(GIVEN INSTRUCTION): Return a copy of each line that holds the string "sống".

(Saved entries)
────────────────────

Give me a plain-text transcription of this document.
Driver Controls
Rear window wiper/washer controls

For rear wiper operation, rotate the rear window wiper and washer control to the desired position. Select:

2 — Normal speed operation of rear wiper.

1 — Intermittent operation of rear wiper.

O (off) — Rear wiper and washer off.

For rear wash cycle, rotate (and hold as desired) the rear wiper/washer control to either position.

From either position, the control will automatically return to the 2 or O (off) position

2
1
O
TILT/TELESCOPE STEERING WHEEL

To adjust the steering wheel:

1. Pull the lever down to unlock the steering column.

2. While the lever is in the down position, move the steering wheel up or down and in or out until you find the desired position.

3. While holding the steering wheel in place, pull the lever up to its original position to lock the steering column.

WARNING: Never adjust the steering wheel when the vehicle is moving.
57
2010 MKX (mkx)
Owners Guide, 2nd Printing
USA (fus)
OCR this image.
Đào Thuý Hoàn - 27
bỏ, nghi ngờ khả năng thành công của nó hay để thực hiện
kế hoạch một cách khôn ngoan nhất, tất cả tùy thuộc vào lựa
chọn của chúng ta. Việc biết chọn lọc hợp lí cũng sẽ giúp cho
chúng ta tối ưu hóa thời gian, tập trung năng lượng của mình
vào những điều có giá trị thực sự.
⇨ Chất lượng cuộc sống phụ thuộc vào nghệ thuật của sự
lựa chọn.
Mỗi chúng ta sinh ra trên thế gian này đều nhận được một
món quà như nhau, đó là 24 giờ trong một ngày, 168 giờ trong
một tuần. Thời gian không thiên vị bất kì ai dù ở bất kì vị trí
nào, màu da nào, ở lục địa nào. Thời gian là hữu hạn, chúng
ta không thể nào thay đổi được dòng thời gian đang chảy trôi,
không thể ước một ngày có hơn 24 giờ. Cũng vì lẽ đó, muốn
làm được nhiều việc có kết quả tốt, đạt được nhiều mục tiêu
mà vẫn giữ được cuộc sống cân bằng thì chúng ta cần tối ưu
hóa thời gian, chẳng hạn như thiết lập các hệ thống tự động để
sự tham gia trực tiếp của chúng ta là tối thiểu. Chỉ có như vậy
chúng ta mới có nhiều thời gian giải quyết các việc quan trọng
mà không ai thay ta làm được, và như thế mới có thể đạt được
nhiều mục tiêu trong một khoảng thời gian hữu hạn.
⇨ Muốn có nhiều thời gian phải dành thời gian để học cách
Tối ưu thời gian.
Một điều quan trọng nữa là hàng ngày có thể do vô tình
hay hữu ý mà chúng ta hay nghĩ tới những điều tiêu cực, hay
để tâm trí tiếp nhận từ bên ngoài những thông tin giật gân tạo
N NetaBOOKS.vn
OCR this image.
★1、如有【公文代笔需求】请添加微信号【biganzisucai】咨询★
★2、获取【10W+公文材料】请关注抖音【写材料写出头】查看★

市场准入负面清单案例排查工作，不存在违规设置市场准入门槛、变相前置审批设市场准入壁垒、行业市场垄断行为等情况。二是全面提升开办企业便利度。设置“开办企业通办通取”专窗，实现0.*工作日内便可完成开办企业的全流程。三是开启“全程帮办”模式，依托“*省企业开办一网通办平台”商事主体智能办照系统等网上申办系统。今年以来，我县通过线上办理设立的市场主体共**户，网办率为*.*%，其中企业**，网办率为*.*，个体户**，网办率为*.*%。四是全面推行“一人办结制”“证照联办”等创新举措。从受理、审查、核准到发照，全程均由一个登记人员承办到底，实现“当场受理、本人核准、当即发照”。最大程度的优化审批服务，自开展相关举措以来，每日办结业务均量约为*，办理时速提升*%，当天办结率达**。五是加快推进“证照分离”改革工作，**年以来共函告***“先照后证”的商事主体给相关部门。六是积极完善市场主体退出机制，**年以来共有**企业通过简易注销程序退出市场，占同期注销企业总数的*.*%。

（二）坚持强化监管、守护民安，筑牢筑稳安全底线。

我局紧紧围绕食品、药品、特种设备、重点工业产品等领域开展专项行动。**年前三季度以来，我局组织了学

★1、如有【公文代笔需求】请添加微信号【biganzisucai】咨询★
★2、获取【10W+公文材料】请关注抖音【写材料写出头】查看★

────────────────────

(PROBLEM SOLUTION):
⇨ Chất lượng cuộc sống phụ thuộc vào nghệ thuật của sự
mà vẫn giữ được cuộc sống cân bằng thì chúng ta cần tối ưu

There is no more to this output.